* **Instructions for the task**: What lines of the data include the string "공공재개발"? Copy them all.

* **Supplied information**:
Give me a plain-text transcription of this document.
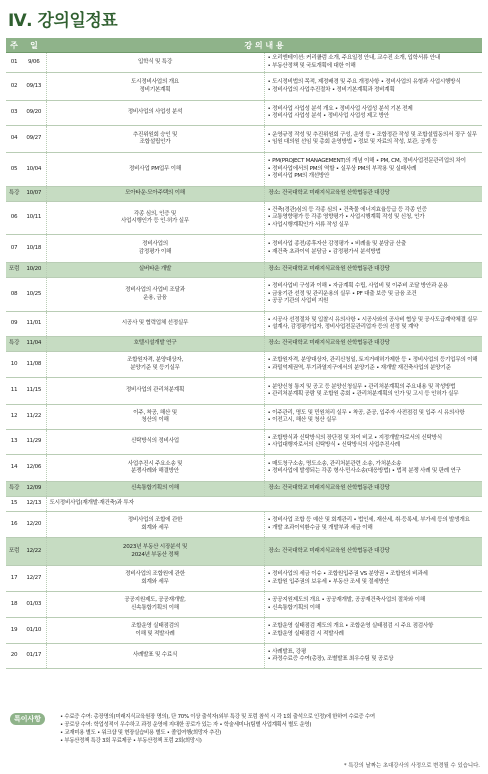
Ⅳ. 강의일정표
주	일	강 의 내 용	
01	9/06	입학식 및 특강	• 오리엔테이션: 커리큘럼 소개, 주요일정 안내, 교수진 소개, 입학서류 안내
• 부동산정책 및 국토개획에 대한 이해
02	09/13	도시정비사업의 개요
정비기본계획	• 도시정비법의 목적, 제정배경 및 주요 개정사항 • 정비사업의 유형과 사업시행방식
• 정비사업의 사업추진절차 • 정비기본계획과 정비계획
03	09/20	정비사업의 사업성 분석	• 정비사업 사업성 분석 개요 • 정비사업 사업성 분석 기본 전제
• 정비사업 사업성 분석 • 정비사업 사업성 제고 방안
04	09/27	추진위원회 승인 및
조합설립인가	• 운영규정 작성 및 추진위원회 구성, 운영 등 • 조합정관 작성 및 조합설립동의서 징구 실무
• 임원 대의원 선임 및 총회 운영방법 • 정보 및 자료의 작성, 보관, 공개 등
05	10/04	정비사업 PM업무 이해	• PM(PROJECT MANAGEMENT)의 개념 이해 • PM, CM, 정비사업전문관리업의 차이
• 정비사업에서의 PM의 역할 • 실무상 PM의 부작용 및 실패사례
• 정비사업 PM의 개선방안
특강	10/07	모아타운·모아주택의 이해	장소: 건국대학교 미래지식교육원 산학협동관 대강당
06	10/11	각종 심의, 인증 및
사업시행인가 등 인·허가 실무	• 건축(경관)심의 등 각종 심의 • 건축물 에너지효율등급 등 각종 인증
• 교통영향평가 등 각종 영향평가 • 사업시행계획 작성 및 신청, 인가
• 사업시행계획인가 서류 작성 실무
07	10/18	정비사업의
감정평가 이해	• 정비사업 종전/종후자산 감정평가 • 비례율 및 분담금 산출
• 재건축 초과이익 분담금 • 감정평가서 분석방법
포럼	10/20	실버타운 개발	장소: 건국대학교 미래지식교육원 산학협동관 대강당
08	10/25	정비사업의 사업비 조달과
운용, 금융	• 정비사업비 구성과 이해 • 자금계획 수립, 사업비 및 이주비 조달 방안과 운용
• 금융기관 선정 및 관리운용의 실무 • PF 대출 보증 및 금융 조건
• 공공 기관의 사업비 지원
09	11/01	시공사 및 협력업체 선정실무	• 시공사 선정절차 및 입찰시 유의사항 • 시공사와의 공사비 협상 및 공사도급계약체결 실무
• 설계사, 감정평가업자, 정비사업전문관리업자 등의 선정 및 계약
특강	11/04	호텔시설개발 연구	장소: 건국대학교 미래지식교육원 산학협동관 대강당
10	11/08	조합원자격, 분양대상자,
분양기준 및 등기실무	• 조합원자격, 분양대상자, 관리신청일, 토지거래허가제한 등 • 정비사업의 등기업무의 이해
• 과밀억제권역, 투기과열지구에서의 분양기준 • 재개발 재건축사업의 분양기준
11	11/15	정비사업의 관리처분계획	• 분양신청 통지 및 공고 등 분양신청실무 • 관리처분계획의 주요내용 및 작성방법
• 관리처분계획 공람 및 조합원 총회 • 관리처분계획의 인가 및 고시 등 인허가 실무
12	11/22	이주, 착공, 해산 및
청산의 이해	• 이주관리, 명도 및 민원처리 실무 • 착공, 준공, 입주자 사전점검 및 입주 시 유의사항
• 이전고시, 해산 및 청산 실무
13	11/29	신탁방식의 정비사업	• 조합방식과 신탁방식의 장단점 및 차이 비교 • 지정개발자로서의 신탁방식
• 사업대행자로서의 신탁방식 • 신탁방식의 사업추진사례
14	12/06	사업추진시 주요소송 및
분쟁사례와 해결방안	• 매도청구소송, 명도소송, 관리처분관련 소송, 가처분소송
• 정비사업에 발생되는 각종 형사·민사소송(대응방법) • 법적 분쟁 사례 및 판례 연구
특강	12/09	신속통합기획의 이해	장소: 건국대학교 미래지식교육원 산학협동관 대강당
15	12/13	도시정비사업(재개발·재건축)과 투자	
16	12/20	정비사업의 조합에 관한
회계와 세무	• 정비사업 조합 등 예산 및 회계관리 • 법인세, 재산세, 취·등록세, 부가세 등의 발생개요
• 개발 초과이익환수금 및 개발부과 세금 이해
포럼	12/22	2023년 부동산 시장분석 및
2024년 부동산 정책	장소: 건국대학교 미래지식교육원 산학협동관 대강당
17	12/27	정비사업의 조합원에 관한
회계와 세무	• 정비사업의 세금 이슈 • 조합원입주권 VS 분양권 • 조합원의 비과세
• 조합원 입주권의 보유세 • 부동산 조세 및 절세방안
18	01/03	공공지원제도, 공공재개발,
신속통합기획의 이해	• 공공지원제도의 개요 • 공공재개발, 공공재건축사업의 절차와 이해
• 신속통합기획의 이해
19	01/10	조합운영 실태점검의
이해 및 적발사례	• 조합운영 실태점검 제도의 개요 • 조합운영 실태점검 시 주요 점검사항
• 조합운영 실태점검 시 적발사례
20	01/17	사례발표 및 수료식	• 사례발표, 강평
• 과정수료증 수여(총장), 조별발표 최우수팀 및 공로상
특이사항	• 수료증 수여: 총장명의(미래지식교육원장 명의), 단 70% 이상 출석자(외부 특강 및 포럼 참석 시 각 1회 출석으로 인정)에 한하여 수료증 수여
• 공로상 수여: 학업성적이 우수하고 과정 운영에 지대한 공로가 있는 자 • 학술세미나(팀별 사업계획서 별도 운영)
• 교재미용 별도 • 워크샵 및 현장실습비용 별도 • 졸업여행(희망자 추진)
• 부동산정책 특강 3회 무료제공 • 부동산정책 포럼 2회(희망시)
* 특강의 날짜는 초대강사의 사정으로 변경될 수 있습니다.
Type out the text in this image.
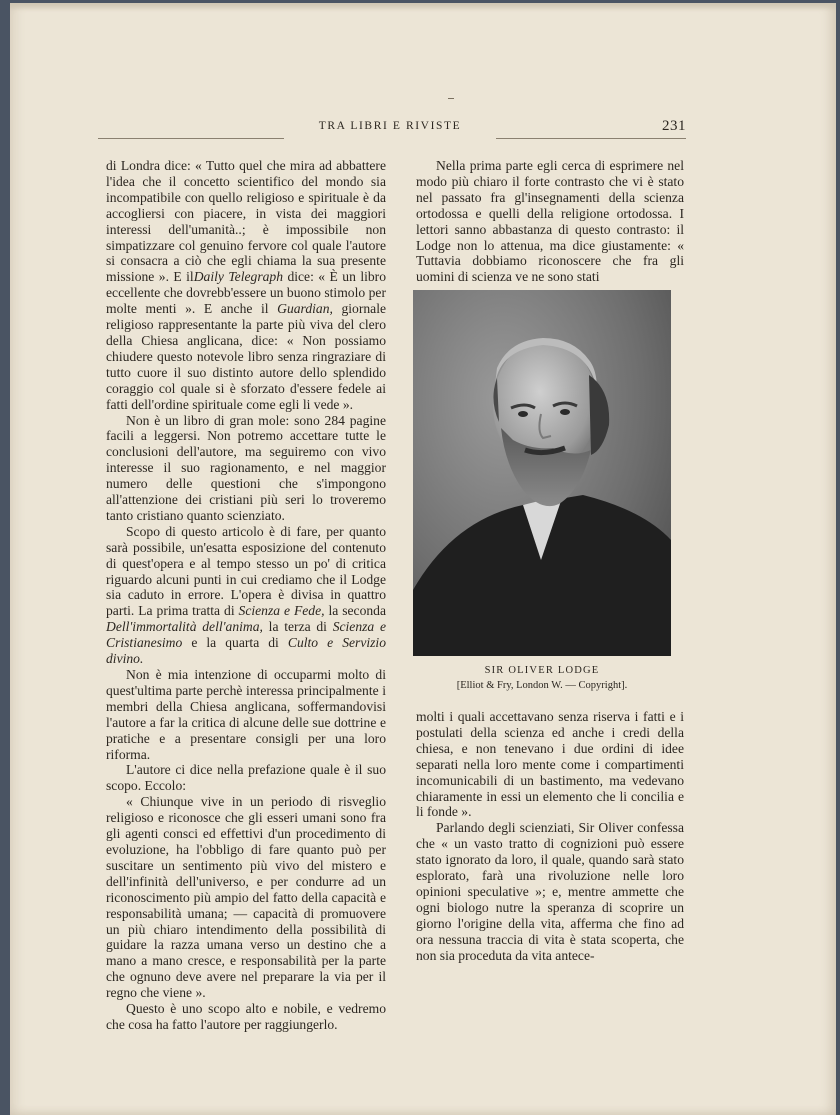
TRA LIBRI E RIVISTE	231

di Londra dice: « Tutto quel che mira ad abbattere l'idea che il concetto scientifico del mondo sia incompatibile con quello religioso e spirituale è da accogliersi con piacere, in vista dei maggiori interessi dell'umanità..; è impossibile non simpatizzare col genuino fervore col quale l'autore si consacra a ciò che egli chiama la sua presente missione ». E ilDaily Telegraph dice: « È un libro eccellente che dovrebb'essere un buono stimolo per molte menti ». E anche il Guardian, giornale religioso rappresentante la parte più viva del clero della Chiesa anglicana, dice: « Non possiamo chiudere questo notevole libro senza ringraziare di tutto cuore il suo distinto autore dello splendido coraggio col quale si è sforzato d'essere fedele ai fatti dell'ordine spirituale come egli li vede ».

Non è un libro di gran mole: sono 284 pagine facili a leggersi. Non potremo accettare tutte le conclusioni dell'autore, ma seguiremo con vivo interesse il suo ragionamento, e nel maggior numero delle questioni che s'impongono all'attenzione dei cristiani più seri lo troveremo tanto cristiano quanto scienziato.

Scopo di questo articolo è di fare, per quanto sarà possibile, un'esatta esposizione del contenuto di quest'opera e al tempo stesso un po' di critica riguardo alcuni punti in cui crediamo che il Lodge sia caduto in errore. L'opera è divisa in quattro parti. La prima tratta di Scienza e Fede, la seconda Dell'immortalità dell'anima, la terza di Scienza e Cristianesimo e la quarta di Culto e Servizio divino.

Non è mia intenzione di occuparmi molto di quest'ultima parte perchè interessa principalmente i membri della Chiesa anglicana, soffermandovisi l'autore a far la critica di alcune delle sue dottrine e pratiche e a presentare consigli per una loro riforma.

L'autore ci dice nella prefazione quale è il suo scopo. Eccolo:

« Chiunque vive in un periodo di risveglio religioso e riconosce che gli esseri umani sono fra gli agenti consci ed effettivi d'un procedimento di evoluzione, ha l'obbligo di fare quanto può per suscitare un sentimento più vivo del mistero e dell'infinità dell'universo, e per condurre ad un riconoscimento più ampio del fatto della capacità e responsabilità umana; — capacità di promuovere un più chiaro intendimento della possibilità di guidare la razza umana verso un destino che a mano a mano cresce, e responsabilità per la parte che ognuno deve avere nel preparare la via per il regno che viene ».

Questo è uno scopo alto e nobile, e vedremo che cosa ha fatto l'autore per raggiungerlo.

Nella prima parte egli cerca di esprimere nel modo più chiaro il forte contrasto che vi è stato nel passato fra gl'insegnamenti della scienza ortodossa e quelli della religione ortodossa. I lettori sanno abbastanza di questo contrasto: il Lodge non lo attenua, ma dice giustamente: « Tuttavia dobbiamo riconoscere che fra gli uomini di scienza ve ne sono stati

SIR OLIVER LODGE
[Elliot & Fry, London W. — Copyright].

molti i quali accettavano senza riserva i fatti e i postulati della scienza ed anche i credi della chiesa, e non tenevano i due ordini di idee separati nella loro mente come i compartimenti incomunicabili di un bastimento, ma vedevano chiaramente in essi un elemento che li concilia e li fonde ».

Parlando degli scienziati, Sir Oliver confessa che « un vasto tratto di cognizioni può essere stato ignorato da loro, il quale, quando sarà stato esplorato, farà una rivoluzione nelle loro opinioni speculative »; e, mentre ammette che ogni biologo nutre la speranza di scoprire un giorno l'origine della vita, afferma che fino ad ora nessuna traccia di vita è stata scoperta, che non sia proceduta da vita antece-
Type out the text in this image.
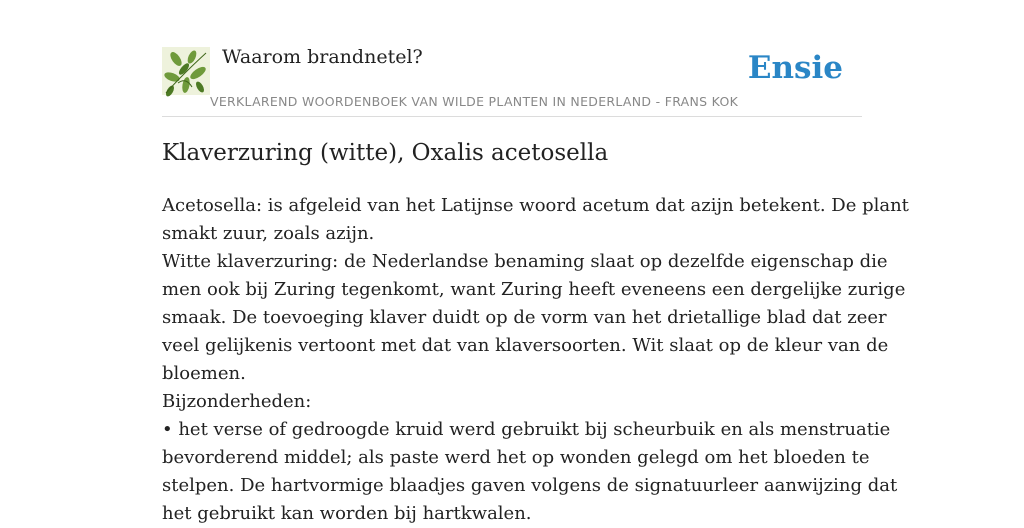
Waarom brandnetel?
VERKLAREND WOORDENBOEK VAN WILDE PLANTEN IN NEDERLAND - FRANS KOK
Ensie
Klaverzuring (witte), Oxalis acetosella

Acetosella: is afgeleid van het Latijnse woord acetum dat azijn betekent. De plant

smakt zuur, zoals azijn.

Witte klaverzuring: de Nederlandse benaming slaat op dezelfde eigenschap die

men ook bij Zuring tegenkomt, want Zuring heeft eveneens een dergelijke zurige

smaak. De toevoeging klaver duidt op de vorm van het drietallige blad dat zeer

veel gelijkenis vertoont met dat van klaversoorten. Wit slaat op de kleur van de

bloemen.

Bijzonderheden:

• het verse of gedroogde kruid werd gebruikt bij scheurbuik en als menstruatie

bevorderend middel; als paste werd het op wonden gelegd om het bloeden te

stelpen. De hartvormige blaadjes gaven volgens de signatuurleer aanwijzing dat

het gebruikt kan worden bij hartkwalen.
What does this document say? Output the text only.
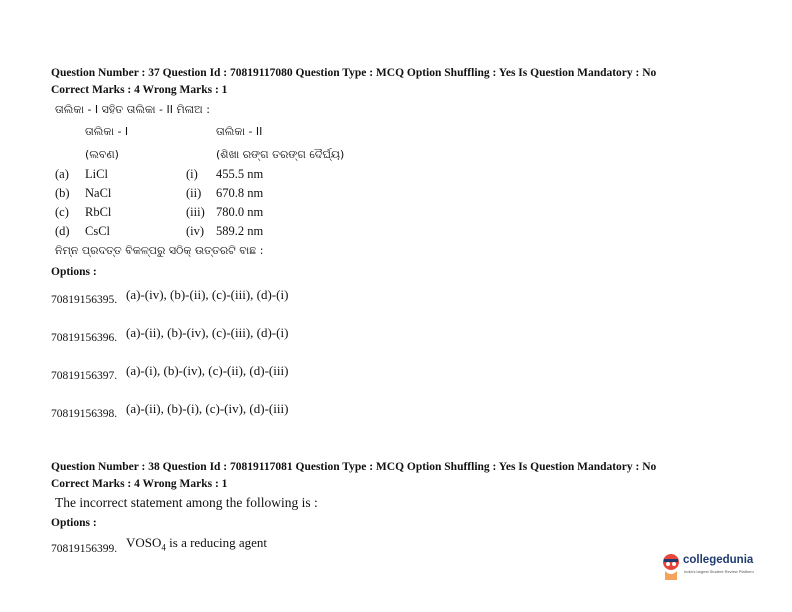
Question Number : 37 Question Id : 70819117080 Question Type : MCQ Option Shuffling : Yes Is Question Mandatory : No
Correct Marks : 4 Wrong Marks : 1
ତାଲିକା - I ସହିତ ତାଲିକା - II ମିଳାଅ :
ତାଲିକା - I	ତାଲିକା - II
(ଲବଣ)	(ଶିଖା ରଙ୍ଗ ତରଙ୍ଗ ଦୈର୍ଘ୍ୟ)
(a) LiCl	(i) 455.5 nm
(b) NaCl	(ii) 670.8 nm
(c) RbCl	(iii) 780.0 nm
(d) CsCl	(iv) 589.2 nm
ନିମ୍ନ ପ୍ରଦତ୍ତ ବିକଳ୍ପରୁ ସଠିକ୍ ଉତ୍ତରଟି ବାଛ :
Options :
70819156395. (a)-(iv), (b)-(ii), (c)-(iii), (d)-(i)
70819156396. (a)-(ii), (b)-(iv), (c)-(iii), (d)-(i)
70819156397. (a)-(i), (b)-(iv), (c)-(ii), (d)-(iii)
70819156398. (a)-(ii), (b)-(i), (c)-(iv), (d)-(iii)
Question Number : 38 Question Id : 70819117081 Question Type : MCQ Option Shuffling : Yes Is Question Mandatory : No
Correct Marks : 4 Wrong Marks : 1
The incorrect statement among the following is :
Options :
70819156399. $VOSO_4$ is a reducing agent
collegedunia
India's largest Student Review Platform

* **Output for this exercise**:
18	01/03	공공지원제도, 공공재개발,
신속통합기획의 이해	• 공공지원제도의 개요 • 공공재개발, 공공재건축사업의 절차와 이해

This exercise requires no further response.